Given request: Restate each line word for word. Leave out every picture.

Supplied entries:

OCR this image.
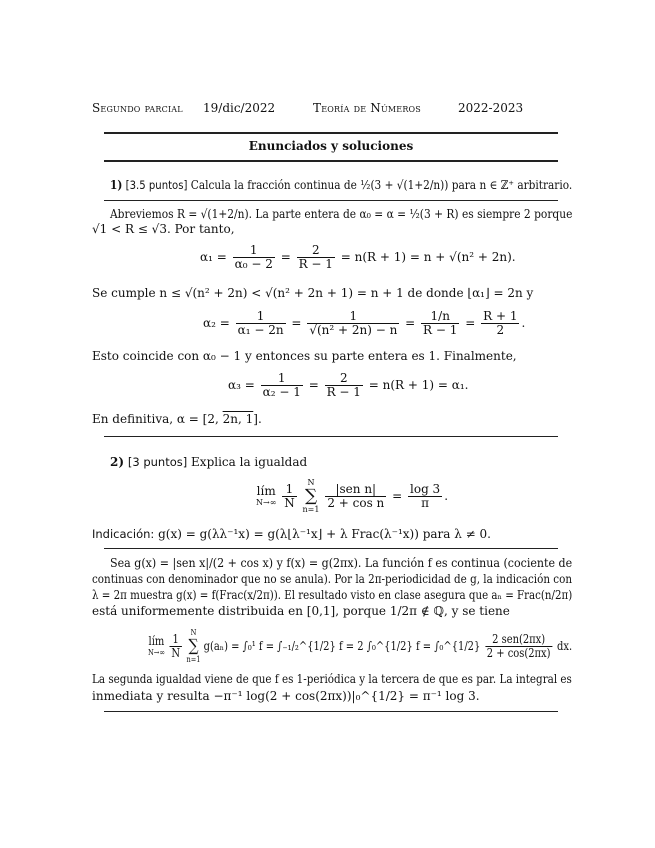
Segundo parcial 19/dic/2022	Teoría de Números	2022-2023
Enunciados y soluciones
1) [3.5 puntos] Calcula la fracción continua de ½(3 + √(1+2/n)) para n ∈ ℤ⁺ arbitrario.
Abreviemos R = √(1+2/n). La parte entera de α₀ = α = ½(3 + R) es siempre 2 porque
√1 < R ≤ √3. Por tanto,
$\alpha_1 = \frac{1}{\text{α₀ − 2}} = \frac{2}{R - 1} = n(R + 1) = n + √(n^2 + 2n)$.
Se cumple n ≤ √(n² + 2n) < √(n² + 2n + 1) = n + 1 de donde ⌊α₁⌋ = 2n y
$\alpha_2 = \frac{1}{\text{α₁ − 2n}} = \frac{1}{\text{√(n² + 2n) − n}} = \frac{1/n}{R - 1} = \frac{R + 1}{2}$ .
Esto coincide con α₀ − 1 y entonces su parte entera es 1. Finalmente,
$\alpha_3 = \frac{1}{\text{α₂ − 1}} = \frac{2}{R - 1} = n(R + 1) = \alpha_1$.
En definitiva, α = [2, 2n, 1].
2) [3 puntos] Explica la igualdad
lím
N→∞
$\frac{1}{N}$

N
∑
n=1
$\frac{\text{|sen n|}}{\text{2 + cos n}} = \frac{\log 3}{\pi}$ .
Indicación: g(x) = g(λλ⁻¹x) = g(λ⌊λ⁻¹x⌋ + λ Frac(λ⁻¹x)) para λ ≠ 0.
Sea g(x) = |sen x|/(2 + cos x) y f(x) = g(2πx). La función f es continua (cociente de
continuas con denominador que no se anula). Por la 2π-periodicidad de g, la indicación con
λ = 2π muestra g(x) = f(Frac(x/2π)). El resultado visto en clase asegura que aₙ = Frac(n/2π)
está uniformemente distribuida en [0,1], porque 1/2π ∉ ℚ, y se tiene
lím
N→∞
$\frac{1}{N}$

N
∑
n=1
g(aₙ) = ∫₀¹ f = ∫₋₁/₂^{1/2} f = 2 ∫₀^{1/2} f = ∫₀^{1/2} $\frac{\text{2 sen(2πx)}}{2 + \cos(2\pi x)}$ dx.
La segunda igualdad viene de que f es 1-periódica y la tercera de que es par. La integral es
inmediata y resulta −π⁻¹ log(2 + cos(2πx))|₀^{1/2} = π⁻¹ log 3.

Answer for this exercise:
OCR this image.
Segundo parcial 19/dic/2022	Teoría de Números	2022-2023
Enunciados y soluciones
1) [3.5 puntos] Calcula la fracción continua de ½(3 + √(1+2/n)) para n ∈ ℤ⁺ arbitrario.
Abreviemos R = √(1+2/n). La parte entera de α₀ = α = ½(3 + R) es siempre 2 porque
√1 < R ≤ √3. Por tanto,
$\alpha_1 = \frac{1}{\text{α₀ − 2}} = \frac{2}{R - 1} = n(R + 1) = n + √(n^2 + 2n)$.
Se cumple n ≤ √(n² + 2n) < √(n² + 2n + 1) = n + 1 de donde ⌊α₁⌋ = 2n y
$\alpha_2 = \frac{1}{\text{α₁ − 2n}} = \frac{1}{\text{√(n² + 2n) − n}} = \frac{1/n}{R - 1} = \frac{R + 1}{2}$ .
Esto coincide con α₀ − 1 y entonces su parte entera es 1. Finalmente,
$\alpha_3 = \frac{1}{\text{α₂ − 1}} = \frac{2}{R - 1} = n(R + 1) = \alpha_1$.
En definitiva, α = [2, 2n, 1].
2) [3 puntos] Explica la igualdad
lím
N→∞
$\frac{1}{N}$

N
∑
n=1
$\frac{\text{|sen n|}}{\text{2 + cos n}} = \frac{\log 3}{\pi}$ .
Indicación: g(x) = g(λλ⁻¹x) = g(λ⌊λ⁻¹x⌋ + λ Frac(λ⁻¹x)) para λ ≠ 0.
Sea g(x) = |sen x|/(2 + cos x) y f(x) = g(2πx). La función f es continua (cociente de
continuas con denominador que no se anula). Por la 2π-periodicidad de g, la indicación con
λ = 2π muestra g(x) = f(Frac(x/2π)). El resultado visto en clase asegura que aₙ = Frac(n/2π)
está uniformemente distribuida en [0,1], porque 1/2π ∉ ℚ, y se tiene
lím
N→∞
$\frac{1}{N}$

N
∑
n=1
g(aₙ) = ∫₀¹ f = ∫₋₁/₂^{1/2} f = 2 ∫₀^{1/2} f = ∫₀^{1/2} $\frac{\text{2 sen(2πx)}}{2 + \cos(2\pi x)}$ dx.
La segunda igualdad viene de que f es 1-periódica y la tercera de que es par. La integral es
inmediata y resulta −π⁻¹ log(2 + cos(2πx))|₀^{1/2} = π⁻¹ log 3.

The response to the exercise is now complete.